— BEGIN ITEMS —

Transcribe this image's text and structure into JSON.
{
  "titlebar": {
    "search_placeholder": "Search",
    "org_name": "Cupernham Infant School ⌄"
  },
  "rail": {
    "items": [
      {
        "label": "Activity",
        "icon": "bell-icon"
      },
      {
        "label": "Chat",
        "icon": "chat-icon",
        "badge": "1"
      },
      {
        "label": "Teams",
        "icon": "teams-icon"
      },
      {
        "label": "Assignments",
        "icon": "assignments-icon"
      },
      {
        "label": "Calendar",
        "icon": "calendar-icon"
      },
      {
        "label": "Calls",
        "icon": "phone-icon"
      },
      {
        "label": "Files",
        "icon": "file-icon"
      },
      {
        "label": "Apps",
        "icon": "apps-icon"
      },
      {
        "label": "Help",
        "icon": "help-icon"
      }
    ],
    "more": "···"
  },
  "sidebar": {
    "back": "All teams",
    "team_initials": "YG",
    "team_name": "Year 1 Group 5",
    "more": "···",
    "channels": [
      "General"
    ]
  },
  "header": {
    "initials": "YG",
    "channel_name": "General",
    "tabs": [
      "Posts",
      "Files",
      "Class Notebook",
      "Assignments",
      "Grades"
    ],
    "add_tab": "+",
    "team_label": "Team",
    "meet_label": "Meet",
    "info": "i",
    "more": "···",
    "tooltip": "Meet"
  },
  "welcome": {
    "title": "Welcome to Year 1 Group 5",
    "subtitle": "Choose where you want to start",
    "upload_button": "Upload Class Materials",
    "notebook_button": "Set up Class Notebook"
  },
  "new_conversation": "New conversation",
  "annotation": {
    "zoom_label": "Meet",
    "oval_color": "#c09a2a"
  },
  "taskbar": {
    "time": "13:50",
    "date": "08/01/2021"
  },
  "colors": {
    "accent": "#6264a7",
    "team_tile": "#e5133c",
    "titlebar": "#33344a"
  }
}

— END ITEMS —

### STATED PROBLEM
Extract the complete set of records unchanged.

### SOLUTION TO THE PROBLEM
Transcribe this image's text and structure into JSON.
{
  "titlebar": {
    "search_placeholder": "Search",
    "org_name": "Cupernham Infant School ⌄"
  },
  "rail": {
    "items": [
      {
        "label": "Activity",
        "icon": "bell-icon"
      },
      {
        "label": "Chat",
        "icon": "chat-icon",
        "badge": "1"
      },
      {
        "label": "Teams",
        "icon": "teams-icon"
      },
      {
        "label": "Assignments",
        "icon": "assignments-icon"
      },
      {
        "label": "Calendar",
        "icon": "calendar-icon"
      },
      {
        "label": "Calls",
        "icon": "phone-icon"
      },
      {
        "label": "Files",
        "icon": "file-icon"
      },
      {
        "label": "Apps",
        "icon": "apps-icon"
      },
      {
        "label": "Help",
        "icon": "help-icon"
      }
    ],
    "more": "···"
  },
  "sidebar": {
    "back": "All teams",
    "team_initials": "YG",
    "team_name": "Year 1 Group 5",
    "more": "···",
    "channels": [
      "General"
    ]
  },
  "header": {
    "initials": "YG",
    "channel_name": "General",
    "tabs": [
      "Posts",
      "Files",
      "Class Notebook",
      "Assignments",
      "Grades"
    ],
    "add_tab": "+",
    "team_label": "Team",
    "meet_label": "Meet",
    "info": "i",
    "more": "···",
    "tooltip": "Meet"
  },
  "welcome": {
    "title": "Welcome to Year 1 Group 5",
    "subtitle": "Choose where you want to start",
    "upload_button": "Upload Class Materials",
    "notebook_button": "Set up Class Notebook"
  },
  "new_conversation": "New conversation",
  "annotation": {
    "zoom_label": "Meet",
    "oval_color": "#c09a2a"
  },
  "taskbar": {
    "time": "13:50",
    "date": "08/01/2021"
  },
  "colors": {
    "accent": "#6264a7",
    "team_tile": "#e5133c",
    "titlebar": "#33344a"
  }
}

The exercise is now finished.